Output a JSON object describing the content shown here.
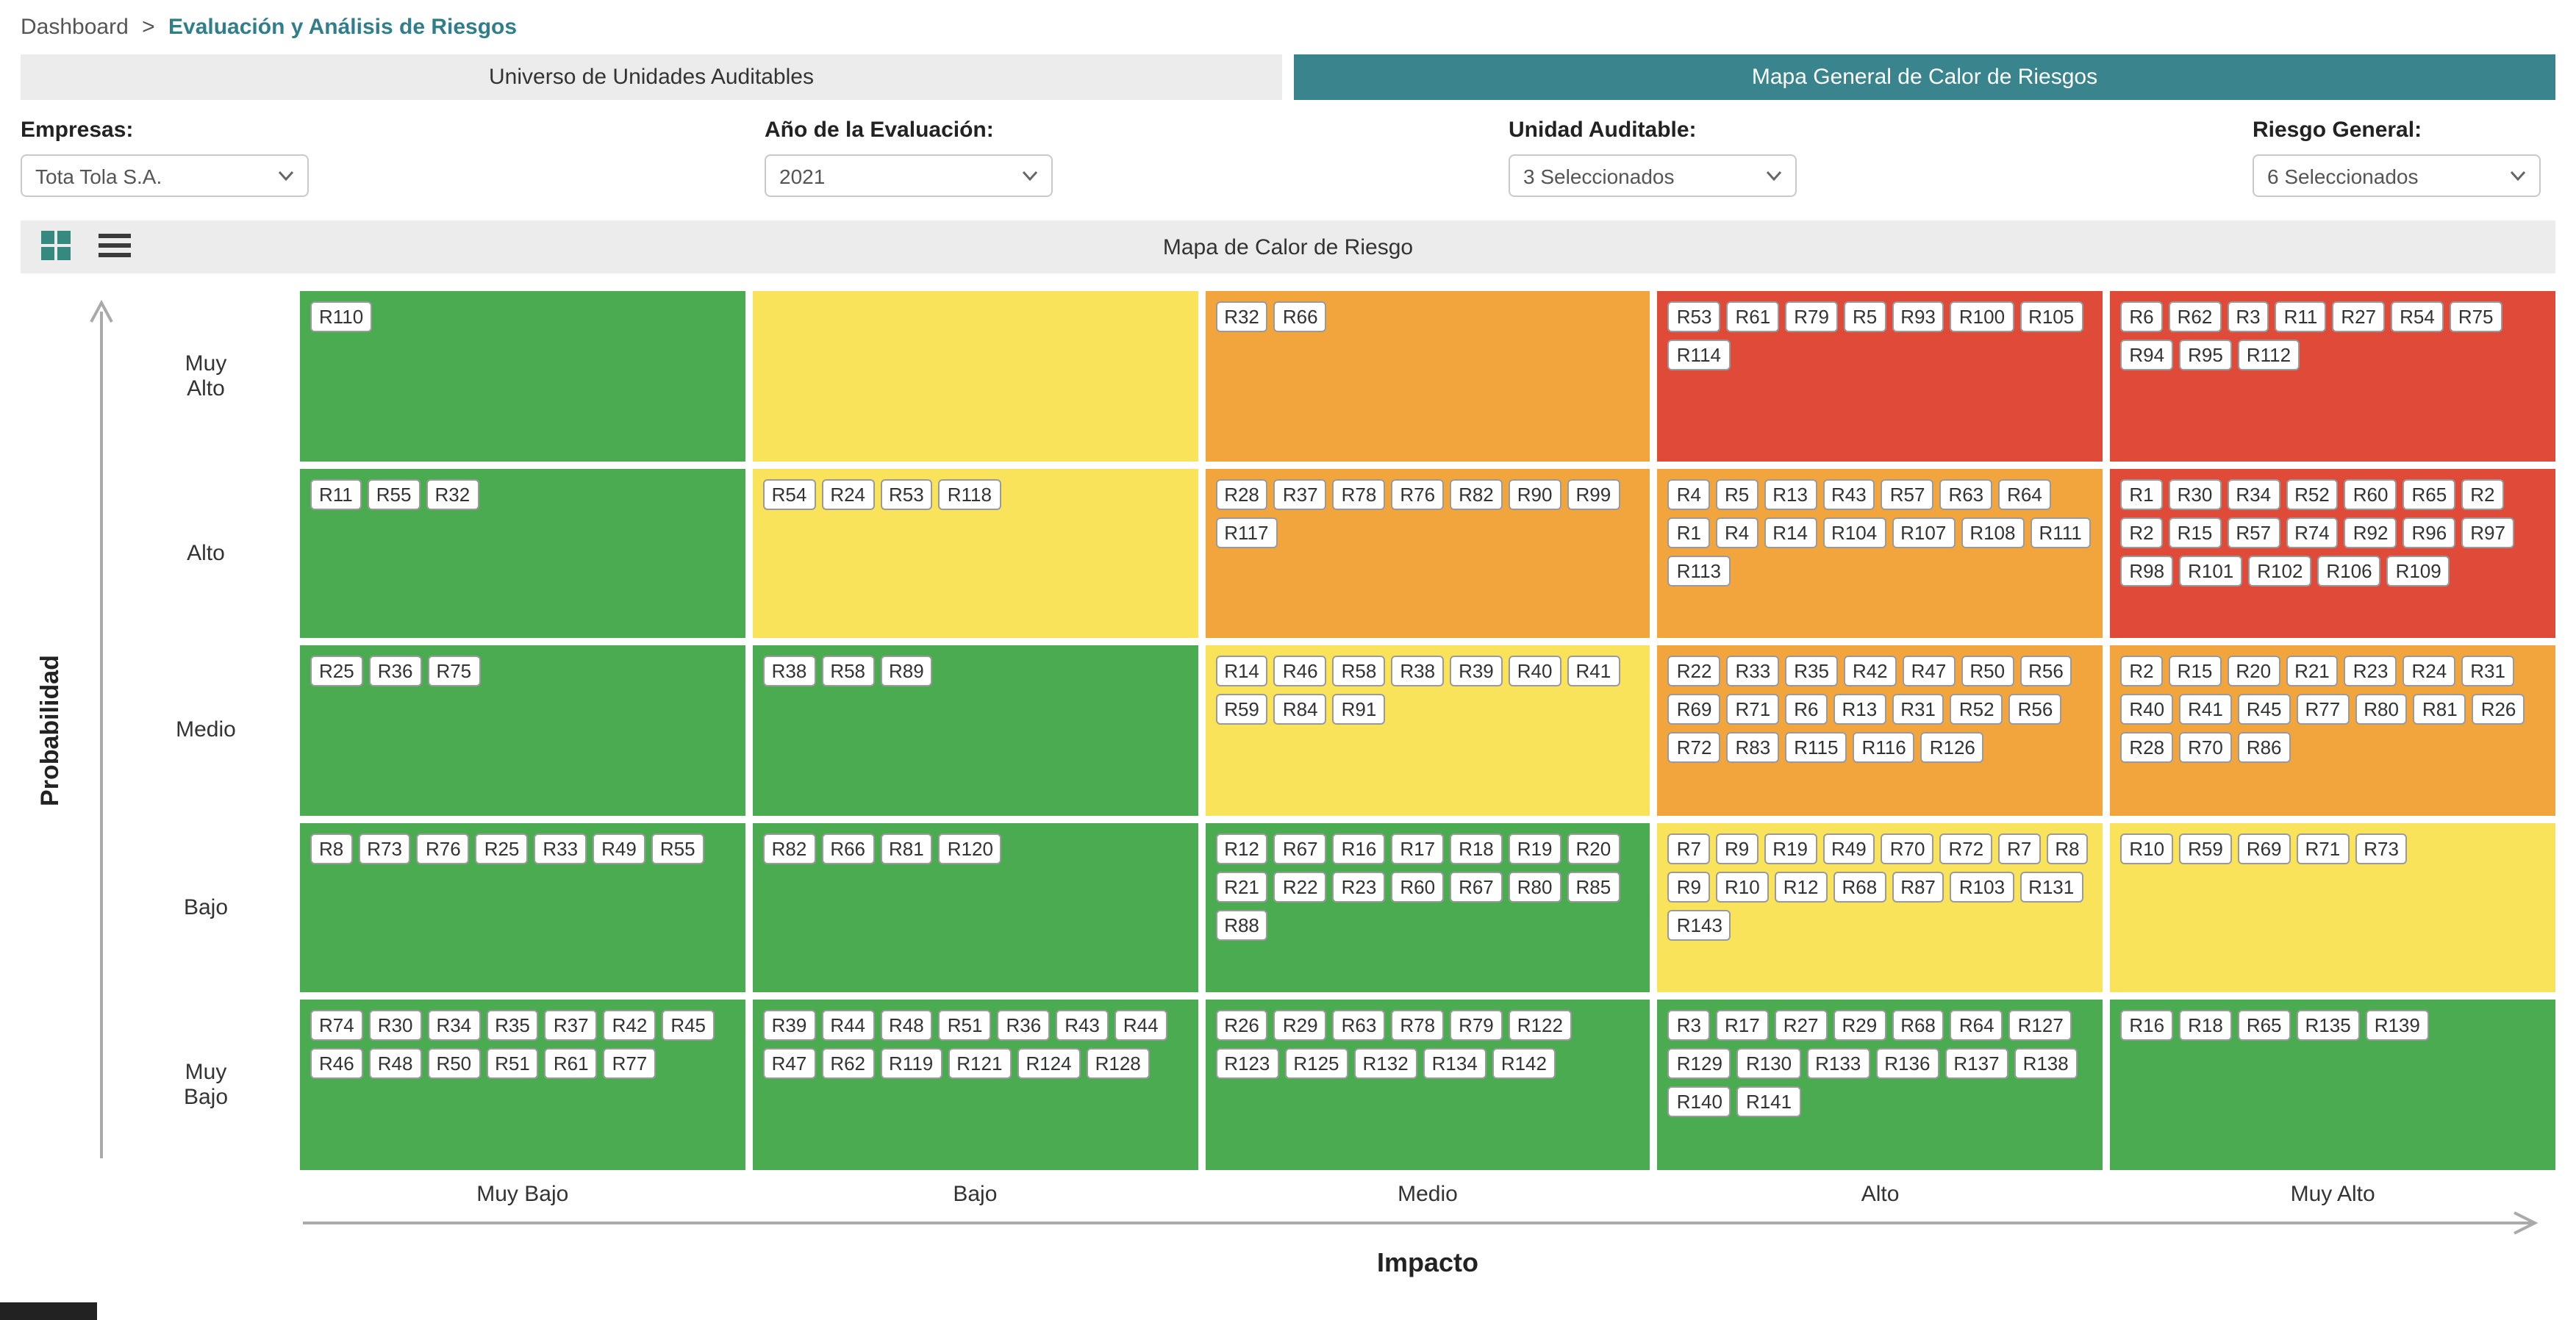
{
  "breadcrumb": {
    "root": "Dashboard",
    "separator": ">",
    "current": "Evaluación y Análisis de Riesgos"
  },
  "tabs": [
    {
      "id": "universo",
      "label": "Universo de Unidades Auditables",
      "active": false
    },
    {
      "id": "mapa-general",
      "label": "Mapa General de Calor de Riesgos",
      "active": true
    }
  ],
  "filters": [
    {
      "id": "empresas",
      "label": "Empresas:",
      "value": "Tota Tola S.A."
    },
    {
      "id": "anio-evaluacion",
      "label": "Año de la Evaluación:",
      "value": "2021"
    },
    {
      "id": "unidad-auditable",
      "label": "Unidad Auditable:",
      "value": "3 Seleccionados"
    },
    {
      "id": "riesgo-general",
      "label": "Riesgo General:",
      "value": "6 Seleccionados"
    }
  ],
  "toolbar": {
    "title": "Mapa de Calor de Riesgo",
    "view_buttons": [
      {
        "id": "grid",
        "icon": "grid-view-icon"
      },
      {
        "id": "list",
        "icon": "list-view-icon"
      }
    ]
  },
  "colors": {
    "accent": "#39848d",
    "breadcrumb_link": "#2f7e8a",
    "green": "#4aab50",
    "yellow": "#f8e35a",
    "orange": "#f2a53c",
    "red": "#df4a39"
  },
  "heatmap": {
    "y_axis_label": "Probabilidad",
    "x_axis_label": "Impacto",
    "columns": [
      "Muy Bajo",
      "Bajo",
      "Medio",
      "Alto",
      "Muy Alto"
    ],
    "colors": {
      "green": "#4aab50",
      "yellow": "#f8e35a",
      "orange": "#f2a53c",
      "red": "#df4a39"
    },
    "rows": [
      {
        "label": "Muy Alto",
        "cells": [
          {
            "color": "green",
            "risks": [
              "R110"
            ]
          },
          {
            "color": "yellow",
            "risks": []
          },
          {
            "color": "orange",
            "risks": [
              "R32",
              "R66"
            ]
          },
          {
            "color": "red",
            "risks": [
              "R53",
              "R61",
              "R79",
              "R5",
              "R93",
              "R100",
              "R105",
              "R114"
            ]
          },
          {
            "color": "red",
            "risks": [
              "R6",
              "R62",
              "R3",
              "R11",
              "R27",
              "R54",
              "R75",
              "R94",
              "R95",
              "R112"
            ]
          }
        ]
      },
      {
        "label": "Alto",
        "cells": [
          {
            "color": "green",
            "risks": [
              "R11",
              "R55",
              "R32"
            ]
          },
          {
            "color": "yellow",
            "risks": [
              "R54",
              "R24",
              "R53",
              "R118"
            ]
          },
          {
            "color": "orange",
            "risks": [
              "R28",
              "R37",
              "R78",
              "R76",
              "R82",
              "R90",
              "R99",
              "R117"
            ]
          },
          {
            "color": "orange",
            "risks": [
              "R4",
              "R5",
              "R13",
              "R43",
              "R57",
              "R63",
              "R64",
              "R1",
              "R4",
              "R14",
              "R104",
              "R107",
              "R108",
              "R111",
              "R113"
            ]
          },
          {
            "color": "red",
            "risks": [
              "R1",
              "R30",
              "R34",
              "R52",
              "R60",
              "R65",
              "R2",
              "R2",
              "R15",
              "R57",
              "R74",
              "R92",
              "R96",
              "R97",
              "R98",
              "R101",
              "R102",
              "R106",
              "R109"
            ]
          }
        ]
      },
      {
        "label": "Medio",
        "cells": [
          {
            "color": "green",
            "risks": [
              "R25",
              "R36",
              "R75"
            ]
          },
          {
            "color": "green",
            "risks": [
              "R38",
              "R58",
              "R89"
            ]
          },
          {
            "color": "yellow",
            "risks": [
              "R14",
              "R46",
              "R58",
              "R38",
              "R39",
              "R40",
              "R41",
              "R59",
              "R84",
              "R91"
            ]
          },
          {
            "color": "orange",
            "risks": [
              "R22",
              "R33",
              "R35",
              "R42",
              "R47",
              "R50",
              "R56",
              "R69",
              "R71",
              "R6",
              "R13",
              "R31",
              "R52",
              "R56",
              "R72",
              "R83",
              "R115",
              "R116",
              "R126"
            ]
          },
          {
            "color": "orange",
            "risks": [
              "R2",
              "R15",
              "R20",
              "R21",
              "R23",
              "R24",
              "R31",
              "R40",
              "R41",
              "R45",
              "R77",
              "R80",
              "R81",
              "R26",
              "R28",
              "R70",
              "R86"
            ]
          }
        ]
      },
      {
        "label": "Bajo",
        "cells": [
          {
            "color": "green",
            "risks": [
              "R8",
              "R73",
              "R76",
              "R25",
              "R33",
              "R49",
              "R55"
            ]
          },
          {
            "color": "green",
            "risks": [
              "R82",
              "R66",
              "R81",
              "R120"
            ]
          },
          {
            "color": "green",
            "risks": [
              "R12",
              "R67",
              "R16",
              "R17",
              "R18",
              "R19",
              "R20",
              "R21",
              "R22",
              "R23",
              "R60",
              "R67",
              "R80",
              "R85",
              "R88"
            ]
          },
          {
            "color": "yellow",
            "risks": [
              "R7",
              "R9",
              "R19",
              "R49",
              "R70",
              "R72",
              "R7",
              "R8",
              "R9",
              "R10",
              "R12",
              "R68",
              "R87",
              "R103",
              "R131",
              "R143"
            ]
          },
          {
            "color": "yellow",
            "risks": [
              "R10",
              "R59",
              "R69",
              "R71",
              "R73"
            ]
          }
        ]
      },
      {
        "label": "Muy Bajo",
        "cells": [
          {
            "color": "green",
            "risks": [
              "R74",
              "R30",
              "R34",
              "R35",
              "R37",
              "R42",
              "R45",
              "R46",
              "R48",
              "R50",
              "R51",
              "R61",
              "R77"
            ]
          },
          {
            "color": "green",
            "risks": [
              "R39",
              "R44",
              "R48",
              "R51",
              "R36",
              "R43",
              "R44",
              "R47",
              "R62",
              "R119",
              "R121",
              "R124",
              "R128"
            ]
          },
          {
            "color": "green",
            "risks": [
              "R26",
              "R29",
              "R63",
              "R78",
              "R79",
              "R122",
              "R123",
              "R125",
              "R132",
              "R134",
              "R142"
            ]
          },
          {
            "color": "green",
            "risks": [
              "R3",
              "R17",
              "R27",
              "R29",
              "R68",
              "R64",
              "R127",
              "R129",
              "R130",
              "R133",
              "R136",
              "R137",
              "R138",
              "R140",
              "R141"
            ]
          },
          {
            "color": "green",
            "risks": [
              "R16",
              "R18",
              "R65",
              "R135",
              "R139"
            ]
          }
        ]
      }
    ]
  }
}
━━━
WRITTEN INSTRUCTION » Find each line holding "Evaluación". Copy it out.

WORKED SOLUTION »
    "current": "Evaluación y Análisis de Riesgos"
      "label": "Año de la Evaluación:",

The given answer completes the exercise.